STORED RECORDS:
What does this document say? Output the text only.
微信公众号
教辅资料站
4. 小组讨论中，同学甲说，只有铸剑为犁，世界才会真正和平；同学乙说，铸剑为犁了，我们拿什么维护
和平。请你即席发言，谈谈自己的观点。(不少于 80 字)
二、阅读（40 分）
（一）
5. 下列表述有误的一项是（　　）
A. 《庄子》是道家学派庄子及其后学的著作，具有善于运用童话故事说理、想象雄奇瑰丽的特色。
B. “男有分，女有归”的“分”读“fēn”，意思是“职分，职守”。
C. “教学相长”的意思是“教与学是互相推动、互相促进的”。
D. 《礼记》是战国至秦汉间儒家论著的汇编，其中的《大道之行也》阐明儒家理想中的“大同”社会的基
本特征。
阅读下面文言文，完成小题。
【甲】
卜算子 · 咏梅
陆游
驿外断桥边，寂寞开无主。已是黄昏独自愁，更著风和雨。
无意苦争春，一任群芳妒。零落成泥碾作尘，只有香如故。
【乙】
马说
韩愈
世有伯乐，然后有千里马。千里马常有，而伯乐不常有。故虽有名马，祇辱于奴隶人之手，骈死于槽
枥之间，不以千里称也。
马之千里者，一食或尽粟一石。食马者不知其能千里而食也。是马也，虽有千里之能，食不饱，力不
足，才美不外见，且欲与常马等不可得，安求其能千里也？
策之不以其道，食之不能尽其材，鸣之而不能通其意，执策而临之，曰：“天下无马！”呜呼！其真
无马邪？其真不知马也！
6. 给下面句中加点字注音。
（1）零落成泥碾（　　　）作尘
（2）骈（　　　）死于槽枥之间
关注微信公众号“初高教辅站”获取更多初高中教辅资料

TASK OBJECTIVE: Give a word-for-word copy of the records.

WORKED SOLUTION:
What does this document say? Output the text only.
微信公众号
教辅资料站
4. 小组讨论中，同学甲说，只有铸剑为犁，世界才会真正和平；同学乙说，铸剑为犁了，我们拿什么维护
和平。请你即席发言，谈谈自己的观点。(不少于 80 字)
二、阅读（40 分）
（一）
5. 下列表述有误的一项是（　　）
A. 《庄子》是道家学派庄子及其后学的著作，具有善于运用童话故事说理、想象雄奇瑰丽的特色。
B. “男有分，女有归”的“分”读“fēn”，意思是“职分，职守”。
C. “教学相长”的意思是“教与学是互相推动、互相促进的”。
D. 《礼记》是战国至秦汉间儒家论著的汇编，其中的《大道之行也》阐明儒家理想中的“大同”社会的基
本特征。
阅读下面文言文，完成小题。
【甲】
卜算子 · 咏梅
陆游
驿外断桥边，寂寞开无主。已是黄昏独自愁，更著风和雨。
无意苦争春，一任群芳妒。零落成泥碾作尘，只有香如故。
【乙】
马说
韩愈
世有伯乐，然后有千里马。千里马常有，而伯乐不常有。故虽有名马，祇辱于奴隶人之手，骈死于槽
枥之间，不以千里称也。
马之千里者，一食或尽粟一石。食马者不知其能千里而食也。是马也，虽有千里之能，食不饱，力不
足，才美不外见，且欲与常马等不可得，安求其能千里也？
策之不以其道，食之不能尽其材，鸣之而不能通其意，执策而临之，曰：“天下无马！”呜呼！其真
无马邪？其真不知马也！
6. 给下面句中加点字注音。
（1）零落成泥碾（　　　）作尘
（2）骈（　　　）死于槽枥之间
关注微信公众号“初高教辅站”获取更多初高中教辅资料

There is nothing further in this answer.